Dataset records
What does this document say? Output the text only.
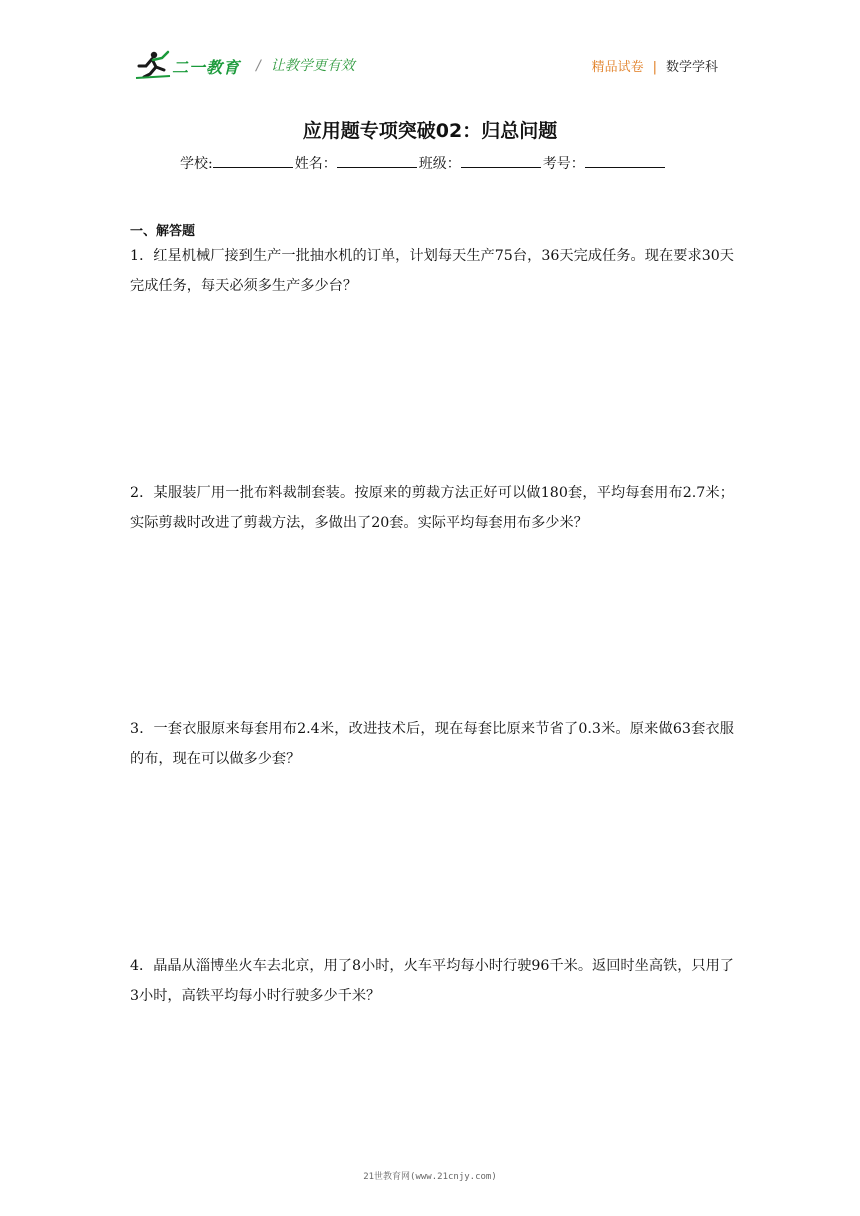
二一教育 / 让教学更有效	精品试卷 | 数学学科
应用题专项突破02：归总问题
学校:	姓名：	班级：	考号：
一、解答题
1．红星机械厂接到生产一批抽水机的订单，计划每天生产75台，36天完成任务。现在要求30天完成任务，每天必须多生产多少台？
2．某服装厂用一批布料裁制套装。按原来的剪裁方法正好可以做180套，平均每套用布2.7米；实际剪裁时改进了剪裁方法，多做出了20套。实际平均每套用布多少米？
3．一套衣服原来每套用布2.4米，改进技术后，现在每套比原来节省了0.3米。原来做63套衣服的布，现在可以做多少套？
4．晶晶从淄博坐火车去北京，用了8小时，火车平均每小时行驶96千米。返回时坐高铁，只用了3小时，高铁平均每小时行驶多少千米？
21世教育网(www.21cnjy.com)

**What you have to do:**
Copy every entry exactly as written. Pictures are excluded.

**Task solution:**
What does this document say? Output the text only.
二一教育 / 让教学更有效	精品试卷 | 数学学科
应用题专项突破02：归总问题
学校:	姓名：	班级：	考号：
一、解答题
1．红星机械厂接到生产一批抽水机的订单，计划每天生产75台，36天完成任务。现在要求30天完成任务，每天必须多生产多少台？
2．某服装厂用一批布料裁制套装。按原来的剪裁方法正好可以做180套，平均每套用布2.7米；实际剪裁时改进了剪裁方法，多做出了20套。实际平均每套用布多少米？
3．一套衣服原来每套用布2.4米，改进技术后，现在每套比原来节省了0.3米。原来做63套衣服的布，现在可以做多少套？
4．晶晶从淄博坐火车去北京，用了8小时，火车平均每小时行驶96千米。返回时坐高铁，只用了3小时，高铁平均每小时行驶多少千米？
21世教育网(www.21cnjy.com)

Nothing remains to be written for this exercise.